::: Extract to read

Oct. 3, 1964 - The FBI arrested four Philadelphia, Miss., law enforcement officers and a former sheriff today. They were charged with depriving seven Negroes of their civil rights by unlawfully detaining and beating them.
The arrests were made under two indictments returned today by a Federal grand jury that conducted a two-week investigation into the slaying of three civil rights workers last June and into other racial violence in Neshoba County.
The charges have no direct connection with the murder case. When the sealed indictments were returned in Biloxi, sources close to the investigation said they concerned the slaying of the three young men.
But when they were made public after the arrests today, it was disclosed that the two incidents of violence that were involved occurred before the civil rights workers arrived in Neshoba county.
Those arrested are:
Sheriff Lawrence Rainey (pictured), 41 years old, serving his first year as sheriff.

::::::

What to work on:
1. Using the news report, decide whether each statement agrees with it. Answer yes or no for each, and quote the words that decide it.
(a) The Federal grand jury's investigation lasted two weeks.
(b) The charges are directly connected to the murder case.
(c) The sealed indictments were returned in Philadelphia, Mississippi.
2. List every place name that appears in the news report.
3. Rewrite the paragraph of the news report that begins "The arrests were made under" as a short list that keeps its main facts.
Work only from the news report above.

::: Data rows

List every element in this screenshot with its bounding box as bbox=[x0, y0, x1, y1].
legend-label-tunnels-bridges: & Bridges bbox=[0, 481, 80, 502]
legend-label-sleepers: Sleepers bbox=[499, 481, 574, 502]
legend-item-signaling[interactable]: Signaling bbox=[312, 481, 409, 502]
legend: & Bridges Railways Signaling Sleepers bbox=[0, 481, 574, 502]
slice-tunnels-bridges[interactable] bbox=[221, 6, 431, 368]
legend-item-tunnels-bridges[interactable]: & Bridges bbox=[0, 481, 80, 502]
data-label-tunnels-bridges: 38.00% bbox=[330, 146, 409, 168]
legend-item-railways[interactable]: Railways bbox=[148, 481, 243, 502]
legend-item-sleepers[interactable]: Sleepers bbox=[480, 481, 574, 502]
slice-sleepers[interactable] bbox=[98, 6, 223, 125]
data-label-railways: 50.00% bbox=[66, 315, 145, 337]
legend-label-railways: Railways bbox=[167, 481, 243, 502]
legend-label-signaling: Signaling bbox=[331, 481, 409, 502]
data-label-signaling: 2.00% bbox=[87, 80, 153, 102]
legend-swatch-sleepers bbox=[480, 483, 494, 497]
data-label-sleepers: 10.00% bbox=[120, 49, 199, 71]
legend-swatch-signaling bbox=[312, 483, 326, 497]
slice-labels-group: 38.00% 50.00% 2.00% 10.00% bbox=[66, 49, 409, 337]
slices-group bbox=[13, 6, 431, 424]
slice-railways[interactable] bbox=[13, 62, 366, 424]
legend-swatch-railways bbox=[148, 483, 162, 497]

::::::

Answers provided:
1.
(a) Yes: "conducted a two-week investigation"
(b) No: "The charges have no direct connection with the murder case."
(c) No: "When the sealed indictments were returned in Biloxi"

2.
- Philadelphia, Miss.
- Neshoba County
- Biloxi

3.
- The arrests were made under two indictments returned today.
- A Federal grand jury returned the indictments.
- The grand jury had conducted a two-week investigation.
- It investigated the slaying of three civil rights workers last June.
- It also investigated other racial violence in Neshoba County.